The exercise => Look at the entries below and reproduce them exactly.

Provided records =>
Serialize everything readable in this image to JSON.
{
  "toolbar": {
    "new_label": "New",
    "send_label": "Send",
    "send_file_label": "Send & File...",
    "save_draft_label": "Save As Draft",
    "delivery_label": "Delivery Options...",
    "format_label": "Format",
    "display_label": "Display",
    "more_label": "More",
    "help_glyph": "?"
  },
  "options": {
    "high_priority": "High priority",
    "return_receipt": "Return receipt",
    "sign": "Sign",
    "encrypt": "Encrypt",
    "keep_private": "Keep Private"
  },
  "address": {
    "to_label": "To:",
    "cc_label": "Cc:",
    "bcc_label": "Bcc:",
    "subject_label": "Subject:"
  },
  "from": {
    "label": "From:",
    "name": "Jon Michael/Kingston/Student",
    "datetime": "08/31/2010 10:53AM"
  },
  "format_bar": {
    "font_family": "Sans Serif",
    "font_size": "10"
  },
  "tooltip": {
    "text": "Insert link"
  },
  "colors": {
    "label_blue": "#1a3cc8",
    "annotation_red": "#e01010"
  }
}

Output for this exercise =>
Serialize everything readable in this image to JSON.
{
  "toolbar": {
    "new_label": "New",
    "send_label": "Send",
    "send_file_label": "Send & File...",
    "save_draft_label": "Save As Draft",
    "delivery_label": "Delivery Options...",
    "format_label": "Format",
    "display_label": "Display",
    "more_label": "More",
    "help_glyph": "?"
  },
  "options": {
    "high_priority": "High priority",
    "return_receipt": "Return receipt",
    "sign": "Sign",
    "encrypt": "Encrypt",
    "keep_private": "Keep Private"
  },
  "address": {
    "to_label": "To:",
    "cc_label": "Cc:",
    "bcc_label": "Bcc:",
    "subject_label": "Subject:"
  },
  "from": {
    "label": "From:",
    "name": "Jon Michael/Kingston/Student",
    "datetime": "08/31/2010 10:53AM"
  },
  "format_bar": {
    "font_family": "Sans Serif",
    "font_size": "10"
  },
  "tooltip": {
    "text": "Insert link"
  },
  "colors": {
    "label_blue": "#1a3cc8",
    "annotation_red": "#e01010"
  }
}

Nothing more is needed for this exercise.